WHAT IS REQUIRED:
Scan the material and copy every line in which "JSON" appears.

ENTRIES:
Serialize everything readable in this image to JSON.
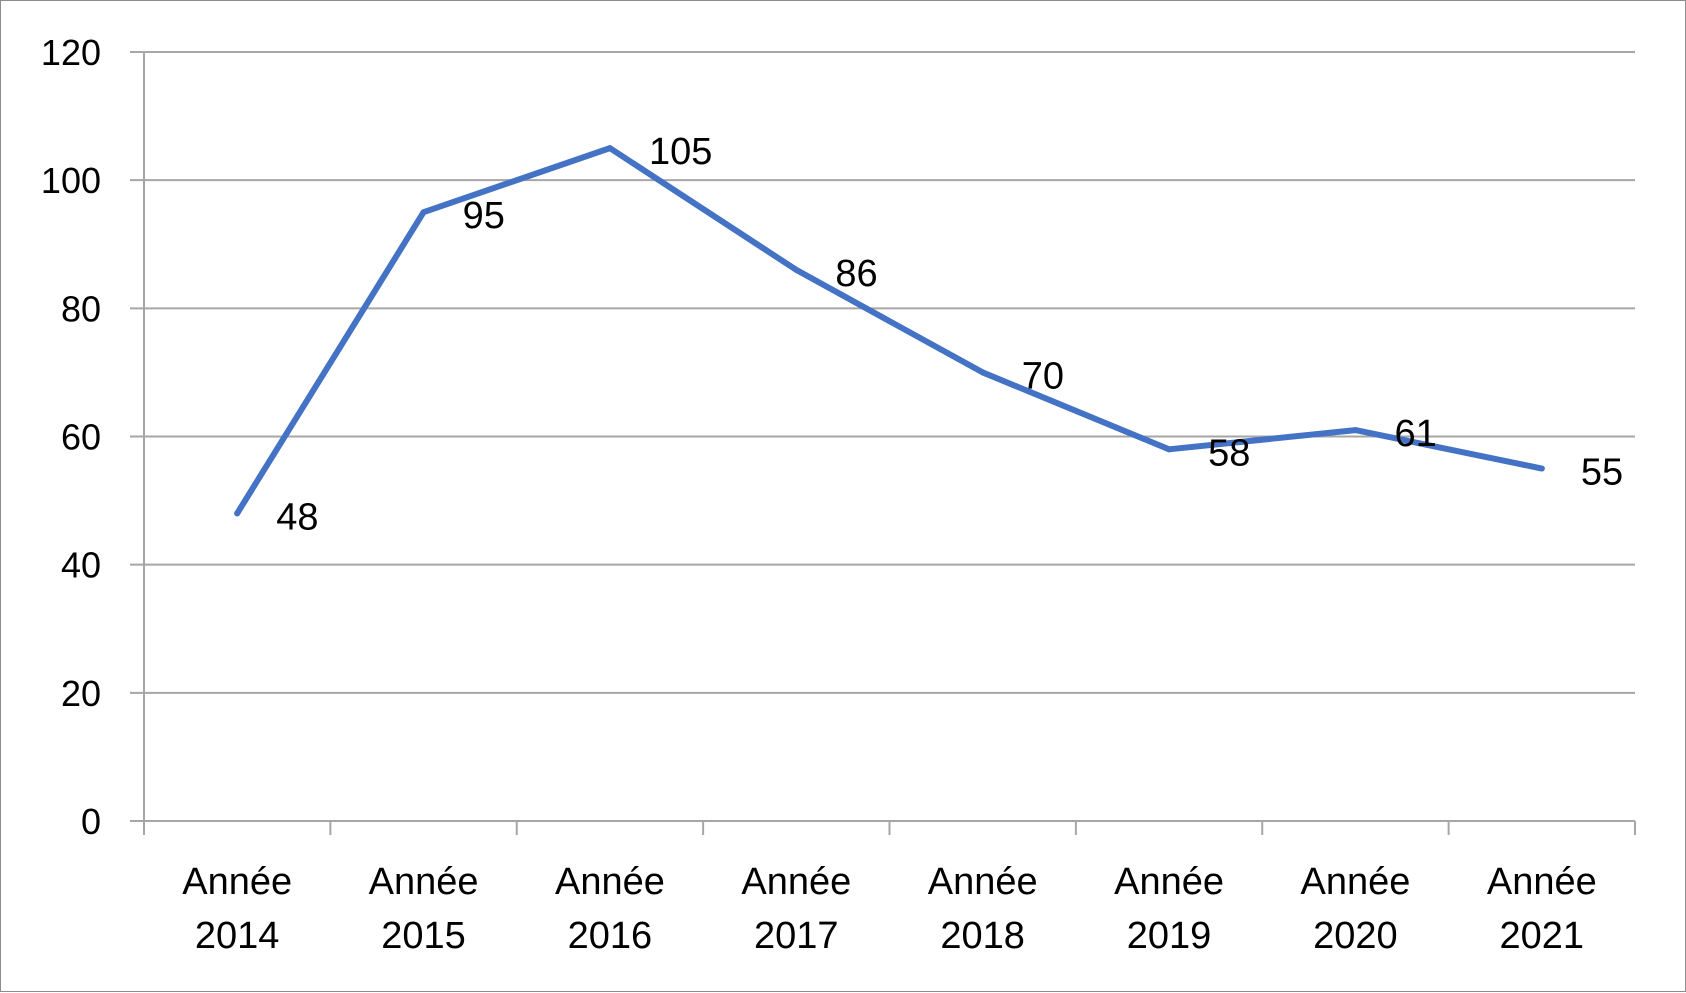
{
  "chart_data": {
    "type": "line",
    "categories": [
      [
        "Année",
        "2014"
      ],
      [
        "Année",
        "2015"
      ],
      [
        "Année",
        "2016"
      ],
      [
        "Année",
        "2017"
      ],
      [
        "Année",
        "2018"
      ],
      [
        "Année",
        "2019"
      ],
      [
        "Année",
        "2020"
      ],
      [
        "Année",
        "2021"
      ]
    ],
    "series": [
      {
        "values": [
          48,
          95,
          105,
          86,
          70,
          58,
          61,
          55
        ]
      }
    ],
    "data_labels": [
      "48",
      "95",
      "105",
      "86",
      "70",
      "58",
      "61",
      "55"
    ],
    "yticks": [
      "0",
      "20",
      "40",
      "60",
      "80",
      "100",
      "120"
    ],
    "ylim": [
      0,
      120
    ],
    "grid": true,
    "legend": "none",
    "colors": {
      "line": "#4472c4",
      "grid": "#a6a6a6",
      "axis": "#a6a6a6"
    }
  }
}
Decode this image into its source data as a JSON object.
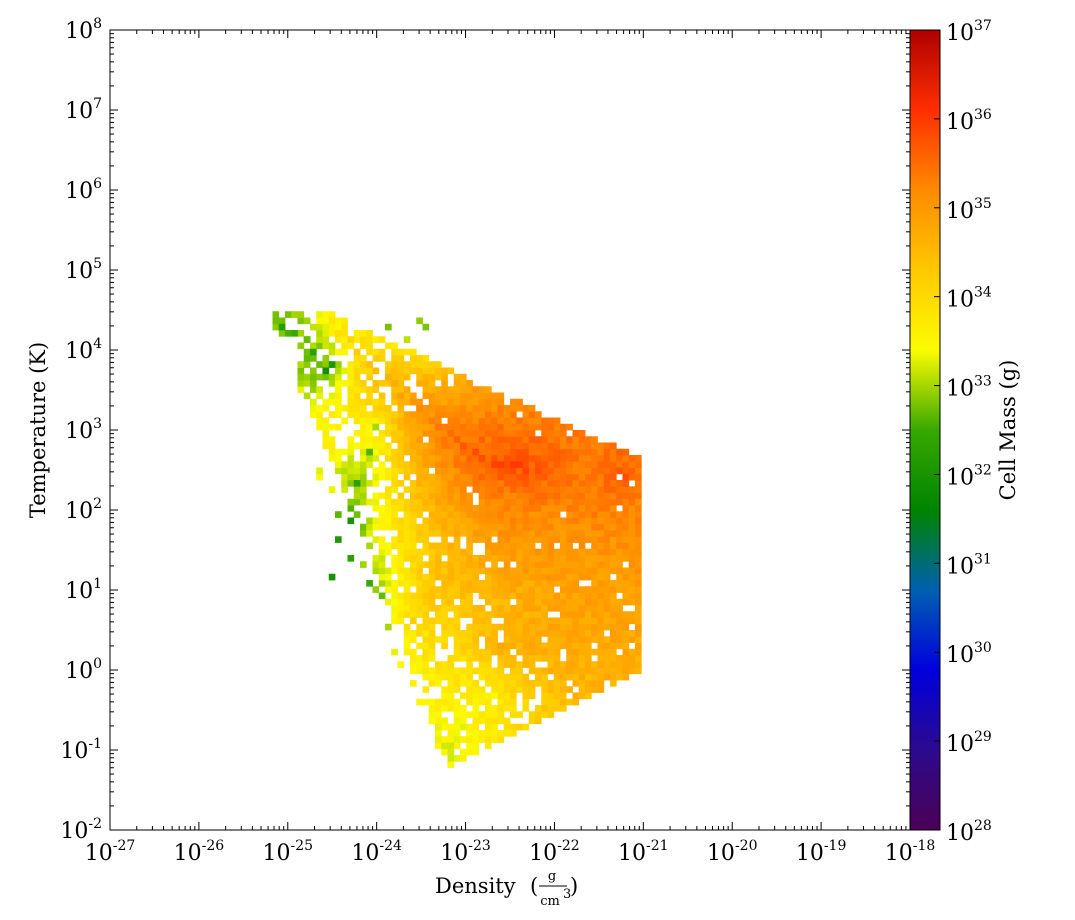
{
  "chart_data": {
    "type": "heatmap",
    "title": "",
    "xlabel": "Density",
    "xunit_numerator": "g",
    "xunit_denominator": "cm",
    "xunit_denominator_sup": "3",
    "ylabel": "Temperature  (K)",
    "colorbar_label": "Cell Mass  (g)",
    "x_scale": "log",
    "y_scale": "log",
    "xlim": [
      1e-27,
      1e-18
    ],
    "ylim": [
      0.01,
      100000000.0
    ],
    "colorbar_lim": [
      1e+28,
      1e+37
    ],
    "colorbar_scale": "log",
    "colormap": "spectral",
    "colormap_stops": [
      "#4b0055",
      "#2c0a8e",
      "#0000dd",
      "#0060b0",
      "#008400",
      "#38a800",
      "#fcfc00",
      "#ffc800",
      "#ff8a00",
      "#ff2e00",
      "#b00000"
    ],
    "x_ticks": [
      {
        "base": "10",
        "exp": "-27"
      },
      {
        "base": "10",
        "exp": "-26"
      },
      {
        "base": "10",
        "exp": "-25"
      },
      {
        "base": "10",
        "exp": "-24"
      },
      {
        "base": "10",
        "exp": "-23"
      },
      {
        "base": "10",
        "exp": "-22"
      },
      {
        "base": "10",
        "exp": "-21"
      },
      {
        "base": "10",
        "exp": "-20"
      },
      {
        "base": "10",
        "exp": "-19"
      },
      {
        "base": "10",
        "exp": "-18"
      }
    ],
    "y_ticks": [
      {
        "base": "10",
        "exp": "-2"
      },
      {
        "base": "10",
        "exp": "-1"
      },
      {
        "base": "10",
        "exp": "0"
      },
      {
        "base": "10",
        "exp": "1"
      },
      {
        "base": "10",
        "exp": "2"
      },
      {
        "base": "10",
        "exp": "3"
      },
      {
        "base": "10",
        "exp": "4"
      },
      {
        "base": "10",
        "exp": "5"
      },
      {
        "base": "10",
        "exp": "6"
      },
      {
        "base": "10",
        "exp": "7"
      },
      {
        "base": "10",
        "exp": "8"
      }
    ],
    "colorbar_ticks": [
      {
        "base": "10",
        "exp": "28"
      },
      {
        "base": "10",
        "exp": "29"
      },
      {
        "base": "10",
        "exp": "30"
      },
      {
        "base": "10",
        "exp": "31"
      },
      {
        "base": "10",
        "exp": "32"
      },
      {
        "base": "10",
        "exp": "33"
      },
      {
        "base": "10",
        "exp": "34"
      },
      {
        "base": "10",
        "exp": "35"
      },
      {
        "base": "10",
        "exp": "36"
      },
      {
        "base": "10",
        "exp": "37"
      }
    ],
    "grid": false,
    "bins": {
      "x_bins": 128,
      "x_range_log": [
        -27,
        -18
      ],
      "y_bins": 128,
      "y_range_log": [
        -2,
        8
      ]
    },
    "cells": [
      [
        -25.07,
        4.28,
        32.2
      ],
      [
        -24.9,
        4.2,
        32.5
      ],
      [
        -24.78,
        4.1,
        32.7
      ],
      [
        -24.7,
        3.95,
        32.3
      ],
      [
        -24.6,
        3.75,
        31.9
      ],
      [
        -24.48,
        3.85,
        32.1
      ],
      [
        -24.55,
        4.3,
        33.3
      ],
      [
        -24.47,
        4.4,
        33.8
      ],
      [
        -24.4,
        4.2,
        33.9
      ],
      [
        -24.3,
        4.1,
        34.1
      ],
      [
        -24.2,
        3.95,
        34.2
      ],
      [
        -24.1,
        3.85,
        34.4
      ],
      [
        -24.0,
        3.75,
        34.5
      ],
      [
        -23.9,
        3.65,
        34.6
      ],
      [
        -23.8,
        3.55,
        34.7
      ],
      [
        -23.7,
        3.45,
        34.9
      ],
      [
        -23.6,
        3.35,
        35.0
      ],
      [
        -23.5,
        3.25,
        35.2
      ],
      [
        -23.4,
        3.15,
        35.3
      ],
      [
        -23.3,
        3.05,
        35.4
      ],
      [
        -23.2,
        2.95,
        35.5
      ],
      [
        -23.1,
        2.85,
        35.6
      ],
      [
        -23.0,
        2.8,
        35.7
      ],
      [
        -22.9,
        2.75,
        35.8
      ],
      [
        -22.8,
        2.65,
        35.8
      ],
      [
        -22.7,
        2.6,
        35.9
      ],
      [
        -22.6,
        2.55,
        35.95
      ],
      [
        -22.5,
        2.55,
        36.0
      ],
      [
        -22.4,
        2.55,
        36.0
      ],
      [
        -22.3,
        2.5,
        35.9
      ],
      [
        -22.2,
        2.5,
        35.8
      ],
      [
        -22.1,
        2.55,
        35.7
      ],
      [
        -22.0,
        2.6,
        35.6
      ],
      [
        -21.9,
        2.6,
        35.5
      ],
      [
        -21.8,
        2.6,
        35.4
      ],
      [
        -21.7,
        2.55,
        35.3
      ],
      [
        -21.6,
        2.55,
        35.4
      ],
      [
        -21.5,
        2.5,
        35.5
      ],
      [
        -21.4,
        2.45,
        35.6
      ],
      [
        -21.3,
        2.5,
        35.7
      ],
      [
        -21.2,
        2.45,
        35.8
      ],
      [
        -21.12,
        2.4,
        35.5
      ],
      [
        -21.05,
        2.25,
        35.3
      ],
      [
        -21.05,
        2.1,
        35.1
      ],
      [
        -24.0,
        3.05,
        33.0
      ],
      [
        -24.1,
        2.7,
        32.6
      ],
      [
        -24.2,
        2.35,
        32.3
      ],
      [
        -24.3,
        1.9,
        32.0
      ],
      [
        -24.4,
        1.6,
        32.1
      ],
      [
        -24.5,
        1.2,
        32.0
      ],
      [
        -24.3,
        1.4,
        32.3
      ],
      [
        -24.1,
        1.1,
        32.5
      ],
      [
        -23.95,
        0.9,
        32.7
      ],
      [
        -23.9,
        0.5,
        33.0
      ],
      [
        -23.8,
        0.25,
        33.3
      ],
      [
        -23.7,
        0.05,
        33.5
      ],
      [
        -23.6,
        -0.2,
        33.6
      ],
      [
        -23.5,
        -0.4,
        33.5
      ],
      [
        -23.4,
        -0.6,
        33.4
      ],
      [
        -23.3,
        -0.75,
        33.3
      ],
      [
        -23.2,
        -0.95,
        33.2
      ],
      [
        -23.15,
        -1.1,
        33.2
      ],
      [
        -23.05,
        -0.7,
        33.3
      ],
      [
        -22.9,
        -0.45,
        33.5
      ],
      [
        -22.7,
        -0.3,
        33.4
      ],
      [
        -23.6,
        0.6,
        34.2
      ],
      [
        -23.4,
        0.9,
        34.4
      ],
      [
        -23.2,
        1.2,
        34.6
      ],
      [
        -23.0,
        1.5,
        34.7
      ],
      [
        -22.8,
        1.8,
        34.9
      ],
      [
        -22.6,
        2.1,
        35.1
      ],
      [
        -22.4,
        2.0,
        35.2
      ],
      [
        -22.2,
        1.9,
        35.1
      ],
      [
        -22.0,
        1.7,
        35.0
      ],
      [
        -21.8,
        1.3,
        34.9
      ],
      [
        -21.6,
        1.0,
        34.9
      ],
      [
        -21.5,
        0.55,
        34.8
      ],
      [
        -21.4,
        0.9,
        34.9
      ],
      [
        -21.9,
        0.45,
        34.8
      ],
      [
        -22.1,
        0.45,
        34.8
      ],
      [
        -22.3,
        0.4,
        34.7
      ],
      [
        -22.6,
        0.3,
        34.8
      ],
      [
        -23.65,
        4.15,
        33.1
      ],
      [
        -23.55,
        4.35,
        32.9
      ],
      [
        -23.45,
        4.25,
        32.8
      ],
      [
        -23.9,
        4.3,
        32.8
      ]
    ]
  }
}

WRITTEN SOLUTION:
Serialize everything readable in this image to JSON.
Decode this image into its source data as a JSON object.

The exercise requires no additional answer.